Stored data

------------------------

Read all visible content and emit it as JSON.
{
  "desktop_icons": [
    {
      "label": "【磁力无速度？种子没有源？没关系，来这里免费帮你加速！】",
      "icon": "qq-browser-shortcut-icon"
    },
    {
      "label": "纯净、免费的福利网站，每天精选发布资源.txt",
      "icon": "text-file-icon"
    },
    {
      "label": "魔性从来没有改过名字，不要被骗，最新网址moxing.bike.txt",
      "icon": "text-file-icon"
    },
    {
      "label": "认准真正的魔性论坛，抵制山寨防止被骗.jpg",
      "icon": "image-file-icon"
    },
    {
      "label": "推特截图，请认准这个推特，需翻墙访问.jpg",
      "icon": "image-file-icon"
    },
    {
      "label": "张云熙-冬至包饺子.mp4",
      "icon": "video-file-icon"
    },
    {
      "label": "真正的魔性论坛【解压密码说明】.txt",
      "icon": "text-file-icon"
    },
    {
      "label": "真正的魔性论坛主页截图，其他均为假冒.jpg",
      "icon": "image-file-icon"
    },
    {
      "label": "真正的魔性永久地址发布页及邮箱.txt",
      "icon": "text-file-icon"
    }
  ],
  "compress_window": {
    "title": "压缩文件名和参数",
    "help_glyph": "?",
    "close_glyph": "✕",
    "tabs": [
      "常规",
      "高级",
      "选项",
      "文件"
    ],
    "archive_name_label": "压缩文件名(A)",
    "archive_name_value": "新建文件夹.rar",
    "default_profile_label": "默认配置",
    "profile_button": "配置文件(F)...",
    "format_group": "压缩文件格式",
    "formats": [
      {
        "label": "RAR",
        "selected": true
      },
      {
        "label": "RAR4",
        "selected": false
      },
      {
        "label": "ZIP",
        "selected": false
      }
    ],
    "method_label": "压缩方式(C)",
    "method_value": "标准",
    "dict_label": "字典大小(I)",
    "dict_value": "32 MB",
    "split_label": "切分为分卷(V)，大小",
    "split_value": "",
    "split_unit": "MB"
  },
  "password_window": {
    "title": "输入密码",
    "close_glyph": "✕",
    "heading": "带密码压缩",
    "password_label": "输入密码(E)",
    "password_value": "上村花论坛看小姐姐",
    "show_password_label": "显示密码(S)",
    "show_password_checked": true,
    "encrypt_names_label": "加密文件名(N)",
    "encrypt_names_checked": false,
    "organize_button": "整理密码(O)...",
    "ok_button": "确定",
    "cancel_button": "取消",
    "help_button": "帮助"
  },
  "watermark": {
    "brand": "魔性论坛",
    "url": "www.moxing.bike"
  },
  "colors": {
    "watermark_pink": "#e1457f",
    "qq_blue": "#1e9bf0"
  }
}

------------------------

• [WHAT THE TASK ASKS]: Quote all the records exactly, please, leaving none out.

• [ANSWER TO THIS PROBLEM]:
Read all visible content and emit it as JSON.
{
  "desktop_icons": [
    {
      "label": "【磁力无速度？种子没有源？没关系，来这里免费帮你加速！】",
      "icon": "qq-browser-shortcut-icon"
    },
    {
      "label": "纯净、免费的福利网站，每天精选发布资源.txt",
      "icon": "text-file-icon"
    },
    {
      "label": "魔性从来没有改过名字，不要被骗，最新网址moxing.bike.txt",
      "icon": "text-file-icon"
    },
    {
      "label": "认准真正的魔性论坛，抵制山寨防止被骗.jpg",
      "icon": "image-file-icon"
    },
    {
      "label": "推特截图，请认准这个推特，需翻墙访问.jpg",
      "icon": "image-file-icon"
    },
    {
      "label": "张云熙-冬至包饺子.mp4",
      "icon": "video-file-icon"
    },
    {
      "label": "真正的魔性论坛【解压密码说明】.txt",
      "icon": "text-file-icon"
    },
    {
      "label": "真正的魔性论坛主页截图，其他均为假冒.jpg",
      "icon": "image-file-icon"
    },
    {
      "label": "真正的魔性永久地址发布页及邮箱.txt",
      "icon": "text-file-icon"
    }
  ],
  "compress_window": {
    "title": "压缩文件名和参数",
    "help_glyph": "?",
    "close_glyph": "✕",
    "tabs": [
      "常规",
      "高级",
      "选项",
      "文件"
    ],
    "archive_name_label": "压缩文件名(A)",
    "archive_name_value": "新建文件夹.rar",
    "default_profile_label": "默认配置",
    "profile_button": "配置文件(F)...",
    "format_group": "压缩文件格式",
    "formats": [
      {
        "label": "RAR",
        "selected": true
      },
      {
        "label": "RAR4",
        "selected": false
      },
      {
        "label": "ZIP",
        "selected": false
      }
    ],
    "method_label": "压缩方式(C)",
    "method_value": "标准",
    "dict_label": "字典大小(I)",
    "dict_value": "32 MB",
    "split_label": "切分为分卷(V)，大小",
    "split_value": "",
    "split_unit": "MB"
  },
  "password_window": {
    "title": "输入密码",
    "close_glyph": "✕",
    "heading": "带密码压缩",
    "password_label": "输入密码(E)",
    "password_value": "上村花论坛看小姐姐",
    "show_password_label": "显示密码(S)",
    "show_password_checked": true,
    "encrypt_names_label": "加密文件名(N)",
    "encrypt_names_checked": false,
    "organize_button": "整理密码(O)...",
    "ok_button": "确定",
    "cancel_button": "取消",
    "help_button": "帮助"
  },
  "watermark": {
    "brand": "魔性论坛",
    "url": "www.moxing.bike"
  },
  "colors": {
    "watermark_pink": "#e1457f",
    "qq_blue": "#1e9bf0"
  }
}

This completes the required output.